Objective: All records below must be retyped exactly.

-*-

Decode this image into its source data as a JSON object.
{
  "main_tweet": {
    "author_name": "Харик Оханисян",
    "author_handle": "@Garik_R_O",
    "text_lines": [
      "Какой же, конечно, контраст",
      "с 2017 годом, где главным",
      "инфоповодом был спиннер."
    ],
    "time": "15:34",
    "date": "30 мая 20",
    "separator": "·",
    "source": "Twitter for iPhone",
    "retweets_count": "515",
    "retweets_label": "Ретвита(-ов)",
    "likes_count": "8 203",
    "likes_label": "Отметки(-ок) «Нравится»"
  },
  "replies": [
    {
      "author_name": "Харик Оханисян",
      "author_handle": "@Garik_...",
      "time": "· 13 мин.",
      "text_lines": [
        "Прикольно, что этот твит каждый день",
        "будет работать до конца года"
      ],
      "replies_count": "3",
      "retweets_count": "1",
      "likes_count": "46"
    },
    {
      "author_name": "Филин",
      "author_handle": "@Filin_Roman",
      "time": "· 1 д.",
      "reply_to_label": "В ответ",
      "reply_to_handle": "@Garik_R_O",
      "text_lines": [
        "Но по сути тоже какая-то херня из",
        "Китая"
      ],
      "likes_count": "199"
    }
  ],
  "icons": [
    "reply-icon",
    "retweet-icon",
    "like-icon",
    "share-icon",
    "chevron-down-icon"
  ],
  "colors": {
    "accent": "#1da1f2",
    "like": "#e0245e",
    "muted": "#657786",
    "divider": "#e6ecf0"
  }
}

-*-

Result of the exercise:
Decode this image into its source data as a JSON object.
{
  "main_tweet": {
    "author_name": "Харик Оханисян",
    "author_handle": "@Garik_R_O",
    "text_lines": [
      "Какой же, конечно, контраст",
      "с 2017 годом, где главным",
      "инфоповодом был спиннер."
    ],
    "time": "15:34",
    "date": "30 мая 20",
    "separator": "·",
    "source": "Twitter for iPhone",
    "retweets_count": "515",
    "retweets_label": "Ретвита(-ов)",
    "likes_count": "8 203",
    "likes_label": "Отметки(-ок) «Нравится»"
  },
  "replies": [
    {
      "author_name": "Харик Оханисян",
      "author_handle": "@Garik_...",
      "time": "· 13 мин.",
      "text_lines": [
        "Прикольно, что этот твит каждый день",
        "будет работать до конца года"
      ],
      "replies_count": "3",
      "retweets_count": "1",
      "likes_count": "46"
    },
    {
      "author_name": "Филин",
      "author_handle": "@Filin_Roman",
      "time": "· 1 д.",
      "reply_to_label": "В ответ",
      "reply_to_handle": "@Garik_R_O",
      "text_lines": [
        "Но по сути тоже какая-то херня из",
        "Китая"
      ],
      "likes_count": "199"
    }
  ],
  "icons": [
    "reply-icon",
    "retweet-icon",
    "like-icon",
    "share-icon",
    "chevron-down-icon"
  ],
  "colors": {
    "accent": "#1da1f2",
    "like": "#e0245e",
    "muted": "#657786",
    "divider": "#e6ecf0"
  }
}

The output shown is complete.